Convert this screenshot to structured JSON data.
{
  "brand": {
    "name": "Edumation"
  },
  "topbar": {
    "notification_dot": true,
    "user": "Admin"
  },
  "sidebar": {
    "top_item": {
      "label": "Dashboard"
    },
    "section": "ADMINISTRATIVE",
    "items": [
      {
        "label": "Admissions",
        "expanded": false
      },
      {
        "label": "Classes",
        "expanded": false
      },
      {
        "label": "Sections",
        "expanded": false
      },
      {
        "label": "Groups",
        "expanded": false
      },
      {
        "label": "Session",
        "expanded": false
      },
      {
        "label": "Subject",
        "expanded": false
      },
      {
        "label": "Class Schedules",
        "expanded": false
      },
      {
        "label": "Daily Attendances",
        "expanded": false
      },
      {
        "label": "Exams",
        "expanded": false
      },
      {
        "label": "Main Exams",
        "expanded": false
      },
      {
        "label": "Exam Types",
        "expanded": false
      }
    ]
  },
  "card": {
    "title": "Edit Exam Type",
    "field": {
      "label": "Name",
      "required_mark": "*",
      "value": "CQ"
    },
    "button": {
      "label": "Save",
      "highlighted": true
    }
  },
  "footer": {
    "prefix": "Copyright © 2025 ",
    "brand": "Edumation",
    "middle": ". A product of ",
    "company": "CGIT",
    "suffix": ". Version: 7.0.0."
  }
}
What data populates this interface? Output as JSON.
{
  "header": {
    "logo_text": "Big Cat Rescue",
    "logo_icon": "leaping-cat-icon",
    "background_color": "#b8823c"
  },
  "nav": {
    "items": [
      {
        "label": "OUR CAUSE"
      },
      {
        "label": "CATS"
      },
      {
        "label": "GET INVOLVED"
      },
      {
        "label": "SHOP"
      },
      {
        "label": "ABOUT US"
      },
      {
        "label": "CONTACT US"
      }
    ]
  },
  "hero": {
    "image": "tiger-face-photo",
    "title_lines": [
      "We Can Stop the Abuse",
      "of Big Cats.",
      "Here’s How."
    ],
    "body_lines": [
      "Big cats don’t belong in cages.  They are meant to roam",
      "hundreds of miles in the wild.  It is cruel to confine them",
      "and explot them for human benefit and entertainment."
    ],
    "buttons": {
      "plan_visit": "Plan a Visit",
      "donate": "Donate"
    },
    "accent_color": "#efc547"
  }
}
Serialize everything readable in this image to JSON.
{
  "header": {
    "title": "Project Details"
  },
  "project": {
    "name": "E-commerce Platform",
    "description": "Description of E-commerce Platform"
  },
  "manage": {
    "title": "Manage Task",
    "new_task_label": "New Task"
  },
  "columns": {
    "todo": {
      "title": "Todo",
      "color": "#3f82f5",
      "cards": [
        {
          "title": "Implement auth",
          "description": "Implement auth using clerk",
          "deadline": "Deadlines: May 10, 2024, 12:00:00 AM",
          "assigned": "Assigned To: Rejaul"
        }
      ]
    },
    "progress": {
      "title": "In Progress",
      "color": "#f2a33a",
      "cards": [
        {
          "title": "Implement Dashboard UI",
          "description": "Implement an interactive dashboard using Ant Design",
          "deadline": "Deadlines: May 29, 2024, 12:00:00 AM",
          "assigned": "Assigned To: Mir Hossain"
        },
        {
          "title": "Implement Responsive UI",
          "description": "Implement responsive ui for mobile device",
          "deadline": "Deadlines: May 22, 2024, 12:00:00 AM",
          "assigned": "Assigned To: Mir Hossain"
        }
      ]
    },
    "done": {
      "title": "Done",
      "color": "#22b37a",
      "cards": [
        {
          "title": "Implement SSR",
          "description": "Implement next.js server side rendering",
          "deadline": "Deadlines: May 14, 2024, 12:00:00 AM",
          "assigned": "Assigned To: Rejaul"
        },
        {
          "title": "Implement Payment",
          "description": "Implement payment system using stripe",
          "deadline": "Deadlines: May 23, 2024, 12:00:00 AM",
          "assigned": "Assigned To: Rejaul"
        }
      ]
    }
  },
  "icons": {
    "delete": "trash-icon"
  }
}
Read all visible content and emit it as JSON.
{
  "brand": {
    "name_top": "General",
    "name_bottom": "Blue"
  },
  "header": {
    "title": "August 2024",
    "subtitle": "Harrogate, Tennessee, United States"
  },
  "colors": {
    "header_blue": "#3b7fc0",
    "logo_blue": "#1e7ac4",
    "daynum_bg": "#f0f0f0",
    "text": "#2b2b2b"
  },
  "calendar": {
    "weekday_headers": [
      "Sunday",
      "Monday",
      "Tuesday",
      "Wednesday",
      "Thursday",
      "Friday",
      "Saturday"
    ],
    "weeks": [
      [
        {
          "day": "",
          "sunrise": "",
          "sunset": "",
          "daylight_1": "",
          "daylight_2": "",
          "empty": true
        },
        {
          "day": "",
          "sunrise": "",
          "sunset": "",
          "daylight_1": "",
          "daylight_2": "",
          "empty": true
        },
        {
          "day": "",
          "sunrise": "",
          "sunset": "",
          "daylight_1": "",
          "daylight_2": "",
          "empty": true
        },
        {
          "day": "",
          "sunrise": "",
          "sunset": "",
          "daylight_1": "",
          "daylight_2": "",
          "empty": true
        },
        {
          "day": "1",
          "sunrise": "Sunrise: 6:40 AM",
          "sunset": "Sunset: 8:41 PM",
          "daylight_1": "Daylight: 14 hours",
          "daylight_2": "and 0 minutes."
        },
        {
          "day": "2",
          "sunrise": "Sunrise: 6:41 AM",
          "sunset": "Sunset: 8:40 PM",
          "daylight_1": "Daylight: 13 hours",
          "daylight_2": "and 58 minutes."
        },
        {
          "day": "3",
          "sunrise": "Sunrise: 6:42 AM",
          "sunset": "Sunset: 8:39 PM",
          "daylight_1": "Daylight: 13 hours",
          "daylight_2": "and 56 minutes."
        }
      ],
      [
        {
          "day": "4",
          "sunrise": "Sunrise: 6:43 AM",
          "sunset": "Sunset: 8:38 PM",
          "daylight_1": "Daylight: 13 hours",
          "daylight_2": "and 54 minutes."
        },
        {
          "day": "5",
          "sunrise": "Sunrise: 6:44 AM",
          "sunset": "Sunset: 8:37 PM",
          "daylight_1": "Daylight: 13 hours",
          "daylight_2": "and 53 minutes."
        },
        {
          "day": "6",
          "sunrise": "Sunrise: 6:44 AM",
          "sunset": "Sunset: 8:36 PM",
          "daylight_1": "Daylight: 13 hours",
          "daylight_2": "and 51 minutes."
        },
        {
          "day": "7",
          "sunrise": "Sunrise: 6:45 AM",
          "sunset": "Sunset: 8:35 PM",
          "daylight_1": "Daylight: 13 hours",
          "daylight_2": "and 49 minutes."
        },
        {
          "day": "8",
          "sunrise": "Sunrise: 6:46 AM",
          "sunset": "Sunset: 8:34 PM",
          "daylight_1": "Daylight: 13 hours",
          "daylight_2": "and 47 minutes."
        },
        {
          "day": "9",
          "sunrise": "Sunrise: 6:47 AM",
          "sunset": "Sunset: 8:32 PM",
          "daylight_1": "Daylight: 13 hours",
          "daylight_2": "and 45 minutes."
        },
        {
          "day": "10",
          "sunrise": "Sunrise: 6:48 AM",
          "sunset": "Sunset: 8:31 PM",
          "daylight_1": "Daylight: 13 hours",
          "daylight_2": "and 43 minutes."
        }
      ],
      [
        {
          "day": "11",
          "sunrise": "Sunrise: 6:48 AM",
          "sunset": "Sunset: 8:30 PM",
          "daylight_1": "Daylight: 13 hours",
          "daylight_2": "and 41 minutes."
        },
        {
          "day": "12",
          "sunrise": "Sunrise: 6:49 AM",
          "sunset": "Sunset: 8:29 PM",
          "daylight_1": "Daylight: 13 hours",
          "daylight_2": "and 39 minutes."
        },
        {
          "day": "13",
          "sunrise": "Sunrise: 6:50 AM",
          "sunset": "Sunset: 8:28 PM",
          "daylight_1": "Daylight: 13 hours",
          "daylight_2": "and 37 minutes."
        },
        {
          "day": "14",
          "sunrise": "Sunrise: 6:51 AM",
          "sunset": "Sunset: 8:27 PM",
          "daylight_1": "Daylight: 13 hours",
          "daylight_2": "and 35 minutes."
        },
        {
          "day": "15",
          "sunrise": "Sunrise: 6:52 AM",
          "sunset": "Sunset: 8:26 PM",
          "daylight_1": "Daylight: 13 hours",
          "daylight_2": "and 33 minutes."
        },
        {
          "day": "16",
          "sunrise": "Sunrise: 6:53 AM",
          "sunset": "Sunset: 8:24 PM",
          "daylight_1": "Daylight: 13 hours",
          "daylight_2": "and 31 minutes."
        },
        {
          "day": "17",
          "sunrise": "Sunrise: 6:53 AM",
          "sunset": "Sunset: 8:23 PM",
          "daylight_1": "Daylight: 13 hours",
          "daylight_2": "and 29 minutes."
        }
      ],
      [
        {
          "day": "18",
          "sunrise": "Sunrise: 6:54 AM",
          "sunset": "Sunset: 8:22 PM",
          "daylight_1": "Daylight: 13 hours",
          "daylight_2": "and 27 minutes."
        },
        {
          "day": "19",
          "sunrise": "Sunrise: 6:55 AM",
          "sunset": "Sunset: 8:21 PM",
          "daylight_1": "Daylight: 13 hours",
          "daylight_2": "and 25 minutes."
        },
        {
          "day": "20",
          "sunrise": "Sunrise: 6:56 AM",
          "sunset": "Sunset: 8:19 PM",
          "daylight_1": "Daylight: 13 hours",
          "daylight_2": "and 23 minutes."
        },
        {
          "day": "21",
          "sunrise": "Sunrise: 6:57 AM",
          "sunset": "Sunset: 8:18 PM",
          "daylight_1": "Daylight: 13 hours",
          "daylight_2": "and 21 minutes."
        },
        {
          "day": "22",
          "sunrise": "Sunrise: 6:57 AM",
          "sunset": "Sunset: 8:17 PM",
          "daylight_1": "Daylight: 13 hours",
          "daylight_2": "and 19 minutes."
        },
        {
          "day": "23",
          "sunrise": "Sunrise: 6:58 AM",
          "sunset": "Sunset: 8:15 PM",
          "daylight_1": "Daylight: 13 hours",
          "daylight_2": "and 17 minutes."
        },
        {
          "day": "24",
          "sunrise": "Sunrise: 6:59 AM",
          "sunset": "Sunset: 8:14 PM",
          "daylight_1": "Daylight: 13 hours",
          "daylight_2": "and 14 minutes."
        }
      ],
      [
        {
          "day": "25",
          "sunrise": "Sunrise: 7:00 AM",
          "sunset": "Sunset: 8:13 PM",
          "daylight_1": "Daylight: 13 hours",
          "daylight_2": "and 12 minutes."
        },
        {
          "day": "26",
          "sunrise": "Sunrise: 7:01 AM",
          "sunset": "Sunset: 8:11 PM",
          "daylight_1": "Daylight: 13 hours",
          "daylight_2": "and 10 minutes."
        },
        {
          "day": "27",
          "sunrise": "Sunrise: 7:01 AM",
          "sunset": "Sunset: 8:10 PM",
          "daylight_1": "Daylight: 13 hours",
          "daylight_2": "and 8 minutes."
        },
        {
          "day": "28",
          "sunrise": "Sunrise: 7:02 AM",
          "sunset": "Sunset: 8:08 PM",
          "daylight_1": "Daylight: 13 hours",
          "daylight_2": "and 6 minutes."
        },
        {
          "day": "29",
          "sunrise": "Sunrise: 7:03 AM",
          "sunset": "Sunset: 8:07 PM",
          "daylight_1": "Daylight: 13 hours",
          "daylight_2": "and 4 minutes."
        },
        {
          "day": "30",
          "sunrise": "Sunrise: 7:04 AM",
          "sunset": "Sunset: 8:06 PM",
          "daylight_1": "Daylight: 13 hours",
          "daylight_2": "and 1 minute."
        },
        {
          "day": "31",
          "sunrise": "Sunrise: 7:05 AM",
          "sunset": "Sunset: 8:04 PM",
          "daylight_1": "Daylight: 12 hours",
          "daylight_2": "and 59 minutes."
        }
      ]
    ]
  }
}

++++++++++++++++++++

Within the entries above, report how many lines include "description", and keep the answer to the number.

◆ Solution for this task ◆
6